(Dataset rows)

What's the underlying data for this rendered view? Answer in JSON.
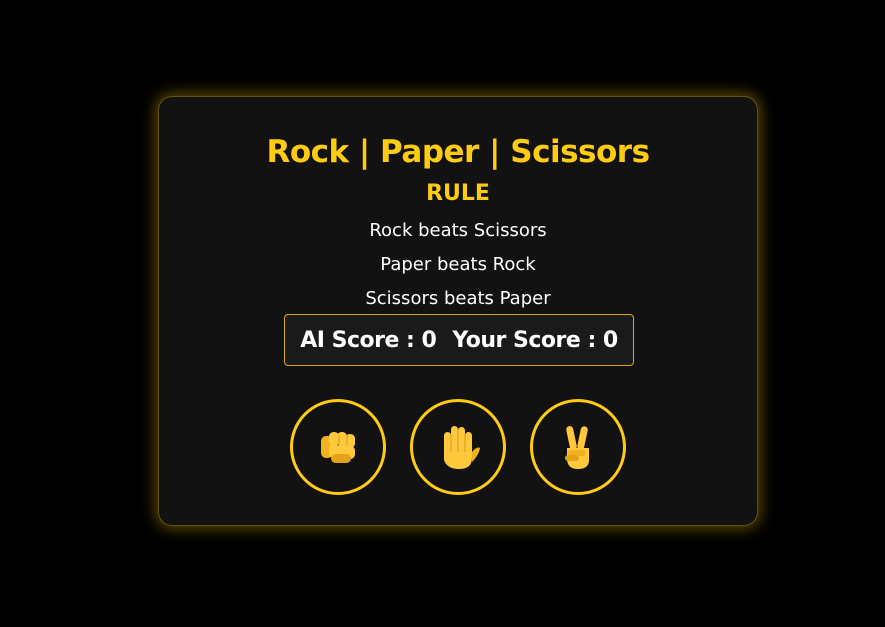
{
  "game": {
    "title": "Rock | Paper | Scissors",
    "rule_heading": "RULE",
    "rules": [
      "Rock beats Scissors",
      "Paper beats Rock",
      "Scissors beats Paper"
    ]
  },
  "score": {
    "ai_label": "AI Score : ",
    "ai_value": "0",
    "user_label": "Your Score : ",
    "user_value": "0"
  },
  "choices": [
    {
      "name": "rock",
      "icon": "fist-icon"
    },
    {
      "name": "paper",
      "icon": "raised-hand-icon"
    },
    {
      "name": "scissors",
      "icon": "victory-hand-icon"
    }
  ],
  "colors": {
    "accent": "#ffcc11",
    "background": "#000000",
    "card": "#121212",
    "text": "#ffffff"
  }
}
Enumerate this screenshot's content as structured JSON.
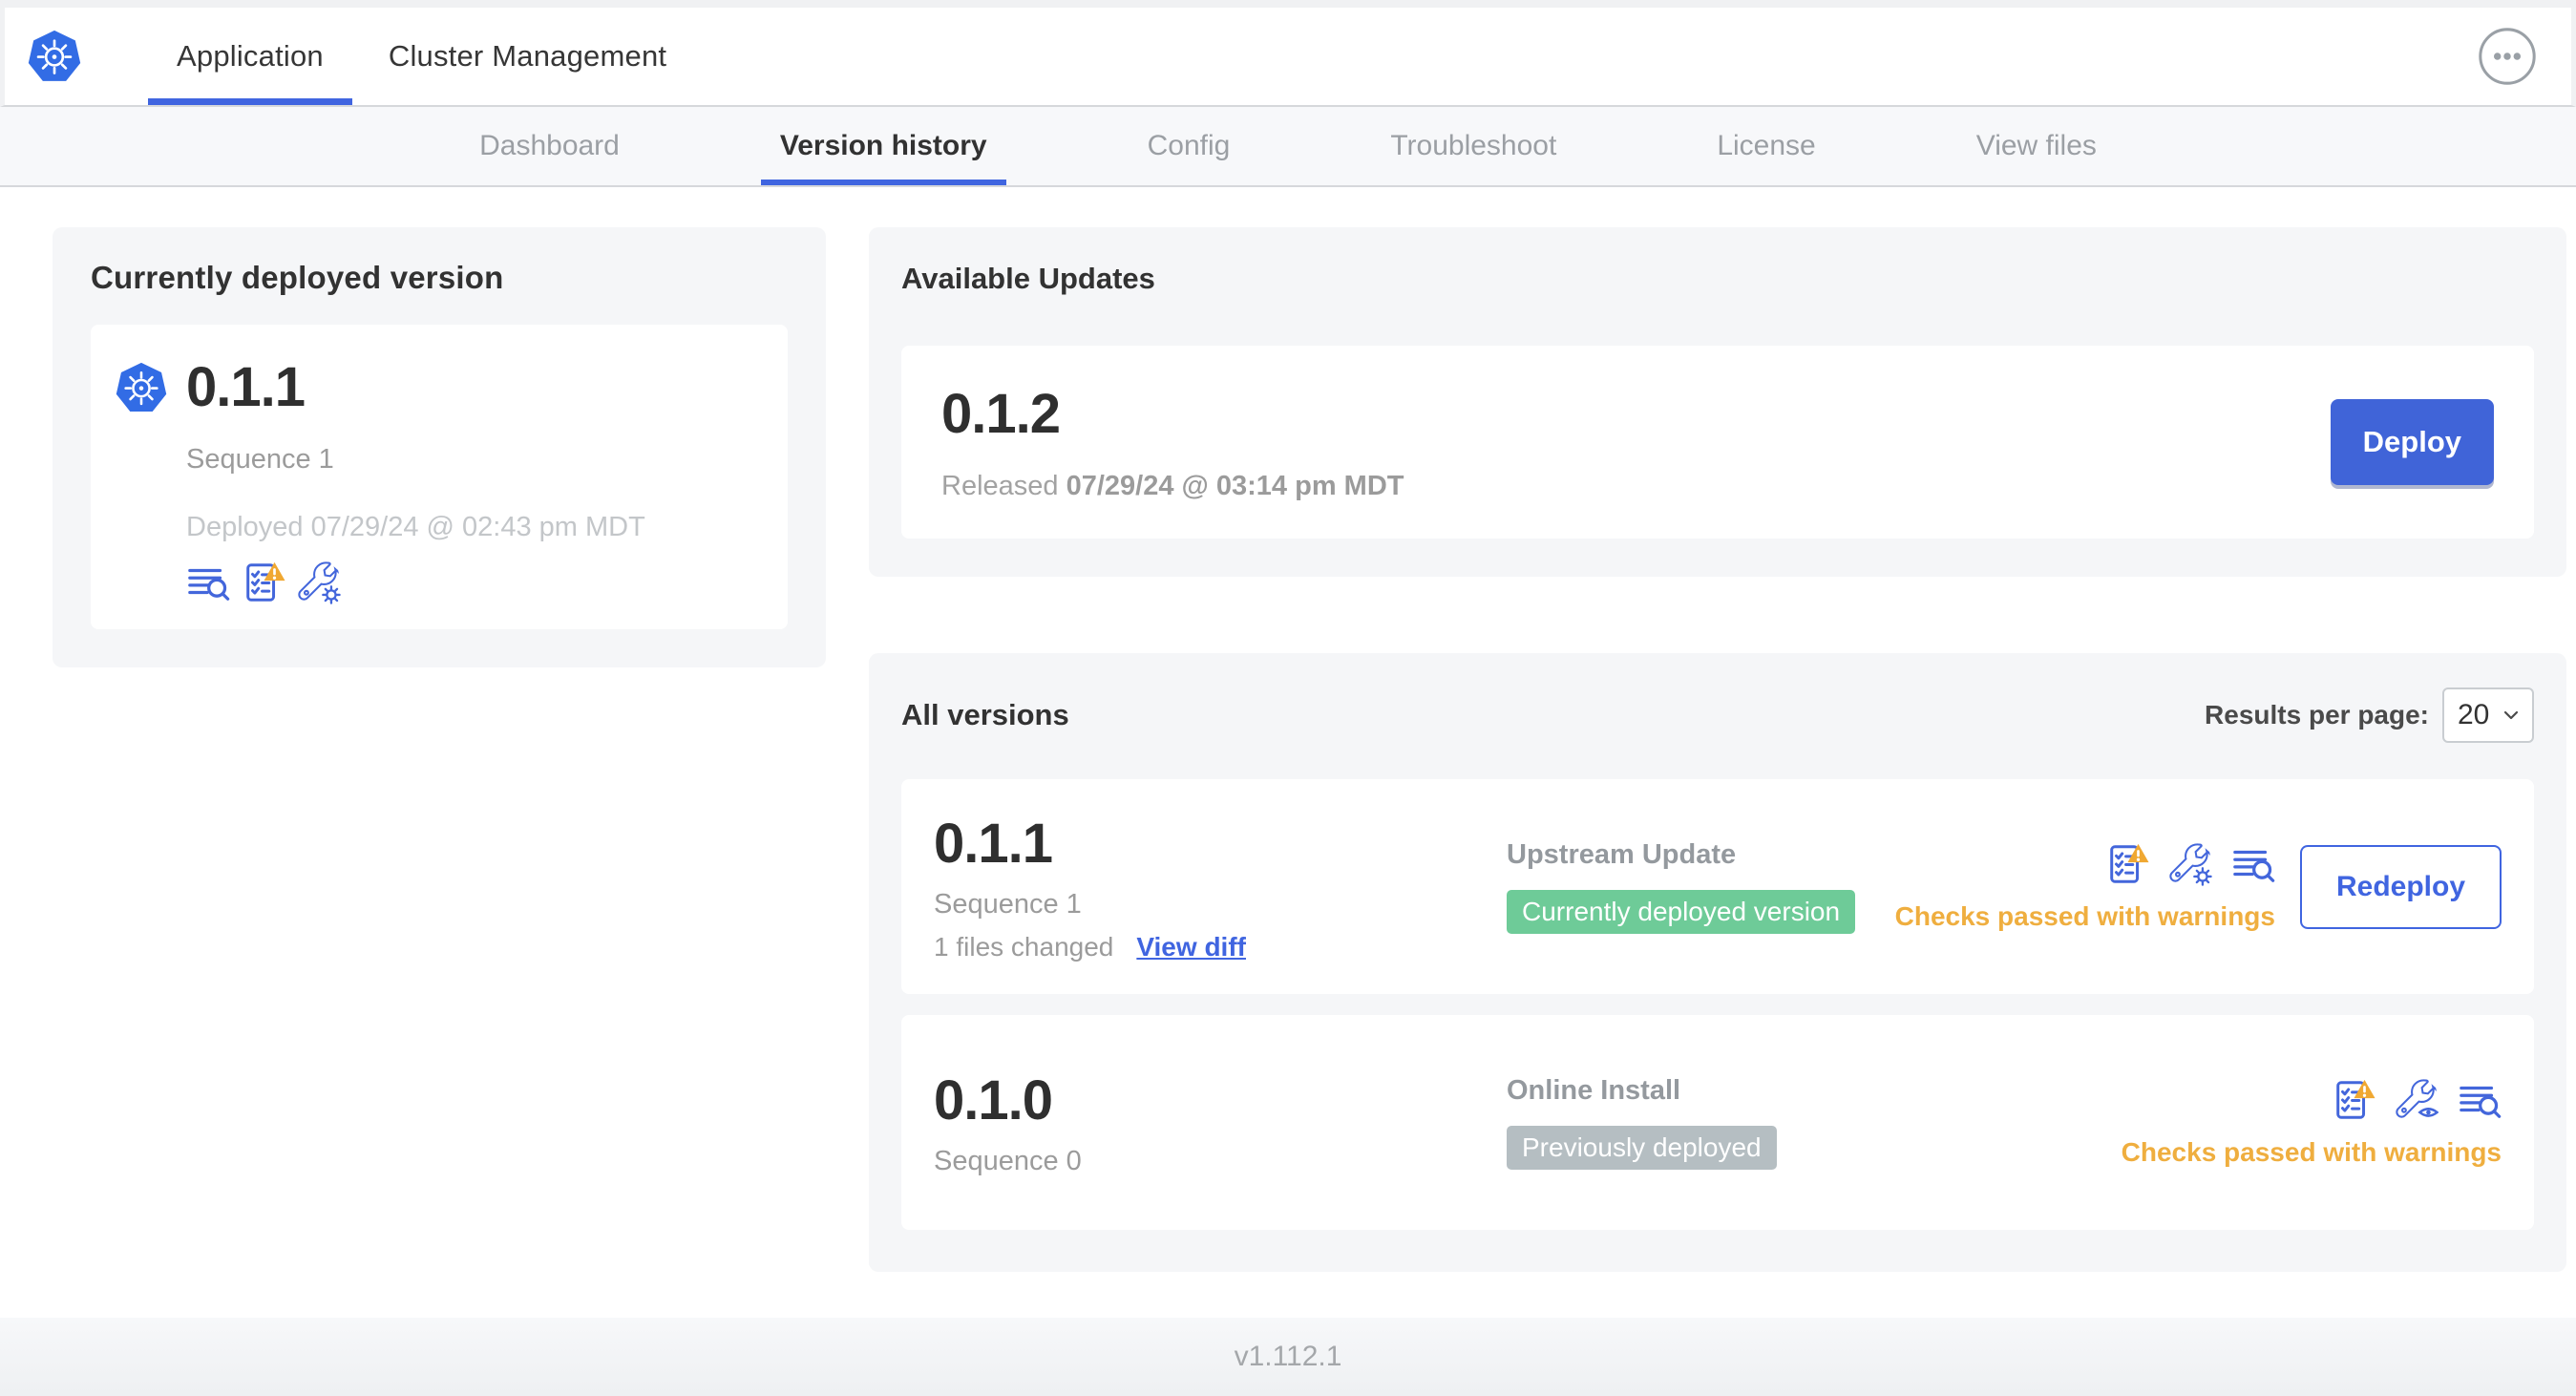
{
  "header": {
    "tabs": [
      {
        "label": "Application",
        "active": true
      },
      {
        "label": "Cluster Management",
        "active": false
      }
    ]
  },
  "subnav": {
    "tabs": [
      {
        "label": "Dashboard"
      },
      {
        "label": "Version history"
      },
      {
        "label": "Config"
      },
      {
        "label": "Troubleshoot"
      },
      {
        "label": "License"
      },
      {
        "label": "View files"
      }
    ],
    "active": "Version history"
  },
  "current_version": {
    "title": "Currently deployed version",
    "version": "0.1.1",
    "sequence": "Sequence 1",
    "deployed_at": "Deployed 07/29/24 @ 02:43 pm MDT"
  },
  "available_updates": {
    "title": "Available Updates",
    "version": "0.1.2",
    "released_prefix": "Released",
    "released_date": "07/29/24 @ 03:14 pm MDT",
    "deploy_label": "Deploy"
  },
  "all_versions": {
    "title": "All versions",
    "results_per_page_label": "Results per page:",
    "results_per_page_value": "20",
    "rows": [
      {
        "version": "0.1.1",
        "sequence": "Sequence 1",
        "files_changed": "1 files changed",
        "view_diff_label": "View diff",
        "source": "Upstream Update",
        "badge": "Currently deployed version",
        "status": "Checks passed with warnings",
        "action_label": "Redeploy"
      },
      {
        "version": "0.1.0",
        "sequence": "Sequence 0",
        "source": "Online Install",
        "badge": "Previously deployed",
        "status": "Checks passed with warnings"
      }
    ]
  },
  "footer": {
    "version": "v1.112.1"
  },
  "icons": {
    "logo": "kubernetes-helm-wheel",
    "menu": "ellipsis-in-circle",
    "release_notes": "text-lines-magnifier",
    "preflight": "checklist-with-warning-triangle",
    "edit_config": "wrench-with-gear",
    "view_config": "wrench-with-eye",
    "dropdown": "chevron-down"
  },
  "colors": {
    "accent_blue": "#4065E0",
    "kubernetes_blue": "#326CE5",
    "deploy_button_blue": "#4064D8",
    "badge_green": "#6ECB98",
    "badge_gray": "#B5BEC2",
    "warning_orange": "#EFAE3F",
    "warning_triangle": "#F0A832",
    "text_dark": "#323232",
    "text_gray": "#9B9B9B",
    "text_light_gray": "#C3C6C9",
    "card_bg": "#F5F6F8",
    "subnav_bg": "#F7F8FA"
  }
}
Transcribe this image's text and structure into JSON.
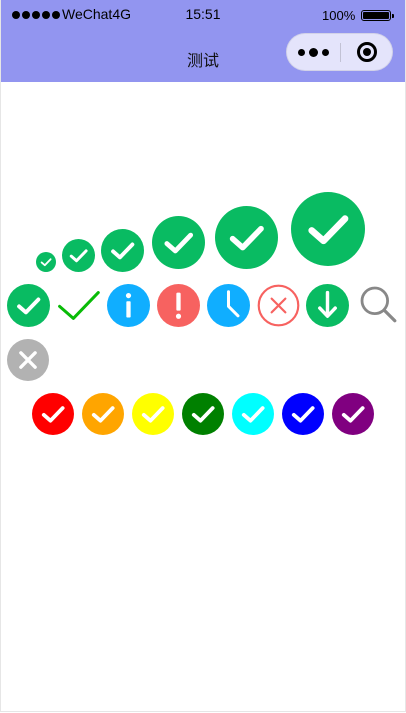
{
  "status_bar": {
    "carrier": "WeChat4G",
    "time": "15:51",
    "battery_percent": "100%",
    "battery_level": 1.0
  },
  "nav": {
    "title": "测试",
    "more_icon": "more-dots-icon",
    "close_icon": "miniprogram-close-icon",
    "background_color": "#9295f0"
  },
  "icon_rows": {
    "success_sizes": {
      "icon": "success-icon",
      "color": "#09bb62",
      "count": 6
    },
    "types": [
      {
        "icon": "success-icon",
        "color": "#09bb62"
      },
      {
        "icon": "success-no-circle-icon",
        "color": "#09bb07"
      },
      {
        "icon": "info-icon",
        "color": "#10aeff"
      },
      {
        "icon": "warn-icon",
        "color": "#f76260"
      },
      {
        "icon": "waiting-icon",
        "color": "#10aeff"
      },
      {
        "icon": "cancel-icon",
        "color": "#f76260"
      },
      {
        "icon": "download-icon",
        "color": "#09bb62"
      },
      {
        "icon": "search-icon",
        "color": "#888888"
      },
      {
        "icon": "clear-icon",
        "color": "#b2b2b2"
      }
    ],
    "colors": [
      {
        "icon": "success-icon",
        "color": "#ff0000"
      },
      {
        "icon": "success-icon",
        "color": "#ffa500"
      },
      {
        "icon": "success-icon",
        "color": "#ffff00"
      },
      {
        "icon": "success-icon",
        "color": "#008000"
      },
      {
        "icon": "success-icon",
        "color": "#00ffff"
      },
      {
        "icon": "success-icon",
        "color": "#0000ff"
      },
      {
        "icon": "success-icon",
        "color": "#800080"
      }
    ]
  }
}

### DIRECTIVE
Above are records with pictures; repeat the records exactly and leave the pictures out.

### FINAL RESULT
What's the underlying data for this rendered view? Answer in JSON.
{
  "game": {
    "title": "Rock | Paper | Scissors",
    "rule_heading": "RULE",
    "rules": [
      "Rock beats Scissors",
      "Paper beats Rock",
      "Scissors beats Paper"
    ]
  },
  "score": {
    "ai_label": "AI Score : ",
    "ai_value": "0",
    "user_label": "Your Score : ",
    "user_value": "0"
  },
  "choices": [
    {
      "name": "rock",
      "icon": "fist-icon"
    },
    {
      "name": "paper",
      "icon": "raised-hand-icon"
    },
    {
      "name": "scissors",
      "icon": "victory-hand-icon"
    }
  ],
  "colors": {
    "accent": "#ffcc11",
    "background": "#000000",
    "card": "#121212",
    "text": "#ffffff"
  }
}
Enumerate this screenshot's content as structured JSON.
{
  "header": {
    "tabs": [
      {
        "label": "Application",
        "active": true
      },
      {
        "label": "Cluster Management",
        "active": false
      }
    ]
  },
  "subnav": {
    "tabs": [
      {
        "label": "Dashboard"
      },
      {
        "label": "Version history"
      },
      {
        "label": "Config"
      },
      {
        "label": "Troubleshoot"
      },
      {
        "label": "License"
      },
      {
        "label": "View files"
      }
    ],
    "active": "Version history"
  },
  "current_version": {
    "title": "Currently deployed version",
    "version": "0.1.1",
    "sequence": "Sequence 1",
    "deployed_at": "Deployed 07/29/24 @ 02:43 pm MDT"
  },
  "available_updates": {
    "title": "Available Updates",
    "version": "0.1.2",
    "released_prefix": "Released",
    "released_date": "07/29/24 @ 03:14 pm MDT",
    "deploy_label": "Deploy"
  },
  "all_versions": {
    "title": "All versions",
    "results_per_page_label": "Results per page:",
    "results_per_page_value": "20",
    "rows": [
      {
        "version": "0.1.1",
        "sequence": "Sequence 1",
        "files_changed": "1 files changed",
        "view_diff_label": "View diff",
        "source": "Upstream Update",
        "badge": "Currently deployed version",
        "status": "Checks passed with warnings",
        "action_label": "Redeploy"
      },
      {
        "version": "0.1.0",
        "sequence": "Sequence 0",
        "source": "Online Install",
        "badge": "Previously deployed",
        "status": "Checks passed with warnings"
      }
    ]
  },
  "footer": {
    "version": "v1.112.1"
  },
  "icons": {
    "logo": "kubernetes-helm-wheel",
    "menu": "ellipsis-in-circle",
    "release_notes": "text-lines-magnifier",
    "preflight": "checklist-with-warning-triangle",
    "edit_config": "wrench-with-gear",
    "view_config": "wrench-with-eye",
    "dropdown": "chevron-down"
  },
  "colors": {
    "accent_blue": "#4065E0",
    "kubernetes_blue": "#326CE5",
    "deploy_button_blue": "#4064D8",
    "badge_green": "#6ECB98",
    "badge_gray": "#B5BEC2",
    "warning_orange": "#EFAE3F",
    "warning_triangle": "#F0A832",
    "text_dark": "#323232",
    "text_gray": "#9B9B9B",
    "text_light_gray": "#C3C6C9",
    "card_bg": "#F5F6F8",
    "subnav_bg": "#F7F8FA"
  }
}
Transcribe this image's text and structure into JSON.
{
  "status_bar": {
    "carrier": "WeChat4G",
    "time": "15:51",
    "battery_percent": "100%",
    "battery_level": 1.0
  },
  "nav": {
    "title": "测试",
    "more_icon": "more-dots-icon",
    "close_icon": "miniprogram-close-icon",
    "background_color": "#9295f0"
  },
  "icon_rows": {
    "success_sizes": {
      "icon": "success-icon",
      "color": "#09bb62",
      "count": 6
    },
    "types": [
      {
        "icon": "success-icon",
        "color": "#09bb62"
      },
      {
        "icon": "success-no-circle-icon",
        "color": "#09bb07"
      },
      {
        "icon": "info-icon",
        "color": "#10aeff"
      },
      {
        "icon": "warn-icon",
        "color": "#f76260"
      },
      {
        "icon": "waiting-icon",
        "color": "#10aeff"
      },
      {
        "icon": "cancel-icon",
        "color": "#f76260"
      },
      {
        "icon": "download-icon",
        "color": "#09bb62"
      },
      {
        "icon": "search-icon",
        "color": "#888888"
      },
      {
        "icon": "clear-icon",
        "color": "#b2b2b2"
      }
    ],
    "colors": [
      {
        "icon": "success-icon",
        "color": "#ff0000"
      },
      {
        "icon": "success-icon",
        "color": "#ffa500"
      },
      {
        "icon": "success-icon",
        "color": "#ffff00"
      },
      {
        "icon": "success-icon",
        "color": "#008000"
      },
      {
        "icon": "success-icon",
        "color": "#00ffff"
      },
      {
        "icon": "success-icon",
        "color": "#0000ff"
      },
      {
        "icon": "success-icon",
        "color": "#800080"
      }
    ]
  }
}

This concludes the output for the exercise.